**Requests:**
**1.** Check each statement against the abstract on exact sampling for the standard normal distribution. For each one, answer yes or no and quote the words of the abstract that decide it. (a) Karney proposed his exact sampling algorithm in 2016. (b) Karney's algorithm needs only a finite sequence of random deviates. (c) The improved algorithm uses more uniform deviates than Karney's algorithm.
**2.** In the entries, duplicate the part that opens with the line containing "I need the location" and closes with the line containing "306, 306, 406]", both lines included. Reproduce nothing else.

**Extract:**
An improved exact sampling algorithm for the standard normal distribution

Abstract

In 2016, Karney proposed an exact sampling algorithm for the standard normal distribution. In this paper, we study the computational complexity of this algorithm under the random deviate model. Specifically, Karney’s algorithm requires the access to an infinite sequence of independently and uniformly random deviates over the range (0, 1). We give a theoretical estimate of the expected number of uniform deviates used by this algorithm until it completes, and present an improved algorithm with lower uniform deviate consumption. The experimental results also shows that our improved algorithm has better performance than Karney’s algorithm.

**Dataset content:**
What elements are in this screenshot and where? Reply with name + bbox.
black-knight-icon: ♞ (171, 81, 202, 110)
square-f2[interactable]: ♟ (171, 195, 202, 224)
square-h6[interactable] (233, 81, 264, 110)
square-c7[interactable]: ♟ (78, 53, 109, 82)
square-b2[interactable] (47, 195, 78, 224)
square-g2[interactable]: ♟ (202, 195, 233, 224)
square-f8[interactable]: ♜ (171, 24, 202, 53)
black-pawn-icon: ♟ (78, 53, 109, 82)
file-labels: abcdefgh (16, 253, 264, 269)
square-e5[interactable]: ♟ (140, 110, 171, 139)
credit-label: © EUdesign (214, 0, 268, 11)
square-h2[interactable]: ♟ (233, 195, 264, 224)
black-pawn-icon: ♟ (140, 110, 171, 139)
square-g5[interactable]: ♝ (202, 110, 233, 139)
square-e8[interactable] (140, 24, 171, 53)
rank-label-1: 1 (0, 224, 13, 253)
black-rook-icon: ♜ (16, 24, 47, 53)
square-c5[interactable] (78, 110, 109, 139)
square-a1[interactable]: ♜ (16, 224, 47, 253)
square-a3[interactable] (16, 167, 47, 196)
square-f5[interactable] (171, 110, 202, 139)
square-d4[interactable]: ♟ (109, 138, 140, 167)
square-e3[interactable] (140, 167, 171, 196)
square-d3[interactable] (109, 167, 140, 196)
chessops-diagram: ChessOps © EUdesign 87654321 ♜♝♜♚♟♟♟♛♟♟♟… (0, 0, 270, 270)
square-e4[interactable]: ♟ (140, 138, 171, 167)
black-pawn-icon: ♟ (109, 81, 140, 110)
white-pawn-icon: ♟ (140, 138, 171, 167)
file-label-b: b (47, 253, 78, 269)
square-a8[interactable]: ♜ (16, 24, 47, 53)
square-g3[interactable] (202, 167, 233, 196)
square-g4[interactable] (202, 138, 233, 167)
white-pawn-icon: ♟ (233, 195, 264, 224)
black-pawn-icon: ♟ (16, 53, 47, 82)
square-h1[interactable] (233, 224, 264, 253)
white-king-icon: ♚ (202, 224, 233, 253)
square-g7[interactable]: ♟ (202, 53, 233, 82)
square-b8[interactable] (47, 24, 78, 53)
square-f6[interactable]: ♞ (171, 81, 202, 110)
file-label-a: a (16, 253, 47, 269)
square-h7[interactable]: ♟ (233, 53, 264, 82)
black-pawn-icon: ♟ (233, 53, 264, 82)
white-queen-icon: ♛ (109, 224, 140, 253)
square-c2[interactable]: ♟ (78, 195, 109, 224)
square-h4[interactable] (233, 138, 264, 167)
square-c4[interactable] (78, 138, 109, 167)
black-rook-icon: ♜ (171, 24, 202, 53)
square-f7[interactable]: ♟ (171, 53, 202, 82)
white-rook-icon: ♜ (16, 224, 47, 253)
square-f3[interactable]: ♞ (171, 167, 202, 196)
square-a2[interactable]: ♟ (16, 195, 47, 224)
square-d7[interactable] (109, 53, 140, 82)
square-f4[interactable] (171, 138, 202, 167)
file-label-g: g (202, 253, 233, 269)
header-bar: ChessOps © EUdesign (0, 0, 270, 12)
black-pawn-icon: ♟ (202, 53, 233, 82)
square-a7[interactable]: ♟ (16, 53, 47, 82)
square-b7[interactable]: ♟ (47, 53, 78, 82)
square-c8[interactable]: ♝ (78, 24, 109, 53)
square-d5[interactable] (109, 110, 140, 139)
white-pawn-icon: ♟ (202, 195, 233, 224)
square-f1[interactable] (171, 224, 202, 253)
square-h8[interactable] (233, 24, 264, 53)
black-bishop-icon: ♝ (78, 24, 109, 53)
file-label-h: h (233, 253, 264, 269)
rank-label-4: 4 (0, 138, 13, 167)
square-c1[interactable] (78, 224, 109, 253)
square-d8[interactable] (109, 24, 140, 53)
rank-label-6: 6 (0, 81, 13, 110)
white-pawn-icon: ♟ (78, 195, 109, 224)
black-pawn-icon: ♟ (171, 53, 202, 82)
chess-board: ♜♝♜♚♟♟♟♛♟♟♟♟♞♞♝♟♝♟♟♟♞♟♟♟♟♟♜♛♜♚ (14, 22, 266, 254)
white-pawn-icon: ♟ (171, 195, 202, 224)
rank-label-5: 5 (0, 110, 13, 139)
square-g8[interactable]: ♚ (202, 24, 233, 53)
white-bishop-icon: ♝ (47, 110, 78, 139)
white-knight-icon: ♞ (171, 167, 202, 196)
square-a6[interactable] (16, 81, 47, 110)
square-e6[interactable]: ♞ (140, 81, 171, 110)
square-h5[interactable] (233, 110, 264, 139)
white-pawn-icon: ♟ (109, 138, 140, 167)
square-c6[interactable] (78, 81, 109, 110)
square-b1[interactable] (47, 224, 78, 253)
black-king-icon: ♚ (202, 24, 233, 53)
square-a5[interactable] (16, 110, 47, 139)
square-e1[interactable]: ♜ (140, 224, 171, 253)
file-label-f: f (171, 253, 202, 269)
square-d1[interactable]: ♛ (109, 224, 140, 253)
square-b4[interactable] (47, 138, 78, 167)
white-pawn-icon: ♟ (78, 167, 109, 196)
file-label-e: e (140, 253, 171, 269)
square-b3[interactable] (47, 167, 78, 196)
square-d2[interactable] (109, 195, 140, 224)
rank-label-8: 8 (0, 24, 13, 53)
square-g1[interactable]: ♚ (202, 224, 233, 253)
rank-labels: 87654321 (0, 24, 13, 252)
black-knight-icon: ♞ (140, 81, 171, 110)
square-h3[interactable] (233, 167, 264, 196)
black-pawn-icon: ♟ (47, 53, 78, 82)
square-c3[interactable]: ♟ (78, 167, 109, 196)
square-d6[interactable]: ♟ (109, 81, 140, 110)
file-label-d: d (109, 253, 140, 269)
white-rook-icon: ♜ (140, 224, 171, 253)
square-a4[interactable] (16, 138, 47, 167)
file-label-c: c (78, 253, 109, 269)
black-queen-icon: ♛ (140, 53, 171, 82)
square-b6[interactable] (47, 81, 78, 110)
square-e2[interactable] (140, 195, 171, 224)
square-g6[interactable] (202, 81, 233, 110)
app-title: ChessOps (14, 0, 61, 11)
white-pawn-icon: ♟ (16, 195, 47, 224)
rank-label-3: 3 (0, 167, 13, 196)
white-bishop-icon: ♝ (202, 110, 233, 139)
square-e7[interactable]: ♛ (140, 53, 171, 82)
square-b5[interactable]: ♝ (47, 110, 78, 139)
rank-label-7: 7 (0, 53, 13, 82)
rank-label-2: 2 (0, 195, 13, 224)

==

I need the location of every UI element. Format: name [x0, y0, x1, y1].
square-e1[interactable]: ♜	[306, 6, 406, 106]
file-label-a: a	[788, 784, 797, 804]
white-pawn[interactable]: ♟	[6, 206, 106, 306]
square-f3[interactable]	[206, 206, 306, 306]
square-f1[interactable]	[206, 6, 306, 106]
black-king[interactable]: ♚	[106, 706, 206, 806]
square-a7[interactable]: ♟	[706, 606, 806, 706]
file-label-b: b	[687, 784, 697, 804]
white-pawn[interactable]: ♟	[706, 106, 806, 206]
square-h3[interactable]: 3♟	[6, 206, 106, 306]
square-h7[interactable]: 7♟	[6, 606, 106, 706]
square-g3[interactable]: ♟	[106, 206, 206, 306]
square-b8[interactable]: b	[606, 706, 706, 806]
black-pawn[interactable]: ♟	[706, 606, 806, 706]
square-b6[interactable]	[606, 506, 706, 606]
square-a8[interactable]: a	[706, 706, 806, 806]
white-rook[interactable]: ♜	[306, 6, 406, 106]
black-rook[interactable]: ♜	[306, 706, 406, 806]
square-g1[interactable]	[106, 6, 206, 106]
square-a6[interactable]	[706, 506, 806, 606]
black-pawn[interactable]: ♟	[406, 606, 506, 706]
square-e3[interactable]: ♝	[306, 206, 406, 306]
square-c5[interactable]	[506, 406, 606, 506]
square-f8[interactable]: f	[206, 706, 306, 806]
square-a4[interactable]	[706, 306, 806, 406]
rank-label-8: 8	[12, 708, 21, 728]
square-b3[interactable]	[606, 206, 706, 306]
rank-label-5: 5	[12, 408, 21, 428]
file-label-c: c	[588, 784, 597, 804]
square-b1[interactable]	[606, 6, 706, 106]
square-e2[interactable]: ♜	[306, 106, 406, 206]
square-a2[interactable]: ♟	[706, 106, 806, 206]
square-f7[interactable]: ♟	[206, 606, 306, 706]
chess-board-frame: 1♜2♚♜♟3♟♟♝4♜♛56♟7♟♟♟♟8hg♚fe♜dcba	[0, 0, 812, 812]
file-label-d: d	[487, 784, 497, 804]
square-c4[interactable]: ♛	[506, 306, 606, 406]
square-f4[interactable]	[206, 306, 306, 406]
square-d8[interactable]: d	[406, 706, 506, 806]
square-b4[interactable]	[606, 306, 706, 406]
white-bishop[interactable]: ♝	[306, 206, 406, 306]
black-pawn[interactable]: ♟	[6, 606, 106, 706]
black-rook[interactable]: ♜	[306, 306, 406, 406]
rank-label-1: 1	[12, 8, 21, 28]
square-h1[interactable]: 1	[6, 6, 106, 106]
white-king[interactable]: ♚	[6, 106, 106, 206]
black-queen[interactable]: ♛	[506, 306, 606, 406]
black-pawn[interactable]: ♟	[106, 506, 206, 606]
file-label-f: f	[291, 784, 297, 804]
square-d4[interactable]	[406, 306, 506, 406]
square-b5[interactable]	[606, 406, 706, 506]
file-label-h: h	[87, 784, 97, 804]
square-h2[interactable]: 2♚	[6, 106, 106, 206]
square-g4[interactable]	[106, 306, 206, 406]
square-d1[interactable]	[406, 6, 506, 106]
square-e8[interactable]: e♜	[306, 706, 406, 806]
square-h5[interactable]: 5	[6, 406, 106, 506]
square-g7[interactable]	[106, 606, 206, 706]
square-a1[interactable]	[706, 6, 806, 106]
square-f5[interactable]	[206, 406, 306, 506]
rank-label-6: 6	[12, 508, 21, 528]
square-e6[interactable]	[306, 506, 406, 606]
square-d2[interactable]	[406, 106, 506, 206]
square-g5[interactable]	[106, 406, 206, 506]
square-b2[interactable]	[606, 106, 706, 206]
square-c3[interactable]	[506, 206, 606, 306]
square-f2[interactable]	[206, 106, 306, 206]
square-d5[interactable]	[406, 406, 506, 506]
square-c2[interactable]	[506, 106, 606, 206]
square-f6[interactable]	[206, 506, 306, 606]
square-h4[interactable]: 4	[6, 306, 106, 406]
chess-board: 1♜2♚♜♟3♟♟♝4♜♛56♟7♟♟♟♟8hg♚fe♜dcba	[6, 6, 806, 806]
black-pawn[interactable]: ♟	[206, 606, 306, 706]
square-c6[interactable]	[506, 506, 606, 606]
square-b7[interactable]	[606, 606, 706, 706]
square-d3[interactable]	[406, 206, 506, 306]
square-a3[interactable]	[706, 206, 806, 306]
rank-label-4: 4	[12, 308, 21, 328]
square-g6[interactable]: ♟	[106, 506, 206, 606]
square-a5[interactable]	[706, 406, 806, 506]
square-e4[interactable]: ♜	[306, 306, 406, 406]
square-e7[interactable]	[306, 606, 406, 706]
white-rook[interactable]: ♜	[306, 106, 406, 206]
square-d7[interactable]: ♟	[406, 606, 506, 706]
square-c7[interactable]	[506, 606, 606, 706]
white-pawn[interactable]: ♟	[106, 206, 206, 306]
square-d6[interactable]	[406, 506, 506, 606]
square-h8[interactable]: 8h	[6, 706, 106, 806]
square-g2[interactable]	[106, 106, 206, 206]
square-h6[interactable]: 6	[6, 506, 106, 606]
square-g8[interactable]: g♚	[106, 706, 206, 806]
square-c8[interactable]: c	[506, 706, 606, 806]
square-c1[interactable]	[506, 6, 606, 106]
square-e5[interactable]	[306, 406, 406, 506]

**Results of the tasks:**
**1.**
(a) Yes: "In 2016, Karney proposed an exact sampling algorithm for the standard normal distribution."
(b) No: "Karney’s algorithm requires the access to an infinite sequence of independently and uniformly random deviates over the range (0, 1)."
(c) No: "present an improved algorithm with lower uniform deviate consumption."

**2.**
I need the location of every UI element. Format: name [x0, y0, x1, y1].
square-e1[interactable]: ♜	[306, 6, 406, 106]
file-label-a: a	[788, 784, 797, 804]
white-pawn[interactable]: ♟	[6, 206, 106, 306]
square-f3[interactable]	[206, 206, 306, 306]
square-f1[interactable]	[206, 6, 306, 106]
black-king[interactable]: ♚	[106, 706, 206, 806]
square-a7[interactable]: ♟	[706, 606, 806, 706]
file-label-b: b	[687, 784, 697, 804]
white-pawn[interactable]: ♟	[706, 106, 806, 206]
square-h3[interactable]: 3♟	[6, 206, 106, 306]
square-h7[interactable]: 7♟	[6, 606, 106, 706]
square-g3[interactable]: ♟	[106, 206, 206, 306]
square-b8[interactable]: b	[606, 706, 706, 806]
black-pawn[interactable]: ♟	[706, 606, 806, 706]
square-b6[interactable]	[606, 506, 706, 606]
square-a8[interactable]: a	[706, 706, 806, 806]
white-rook[interactable]: ♜	[306, 6, 406, 106]
black-rook[interactable]: ♜	[306, 706, 406, 806]
square-g1[interactable]	[106, 6, 206, 106]
square-a6[interactable]	[706, 506, 806, 606]
black-pawn[interactable]: ♟	[406, 606, 506, 706]
square-e3[interactable]: ♝	[306, 206, 406, 306]
square-c5[interactable]	[506, 406, 606, 506]
square-f8[interactable]: f	[206, 706, 306, 806]
square-a4[interactable]	[706, 306, 806, 406]
rank-label-8: 8	[12, 708, 21, 728]
square-b3[interactable]	[606, 206, 706, 306]
rank-label-5: 5	[12, 408, 21, 428]
file-label-c: c	[588, 784, 597, 804]
square-b1[interactable]	[606, 6, 706, 106]
square-e2[interactable]: ♜	[306, 106, 406, 206]
square-a2[interactable]: ♟	[706, 106, 806, 206]
square-f7[interactable]: ♟	[206, 606, 306, 706]
chess-board-frame: 1♜2♚♜♟3♟♟♝4♜♛56♟7♟♟♟♟8hg♚fe♜dcba	[0, 0, 812, 812]
file-label-d: d	[487, 784, 497, 804]
square-c4[interactable]: ♛	[506, 306, 606, 406]
square-f4[interactable]	[206, 306, 306, 406]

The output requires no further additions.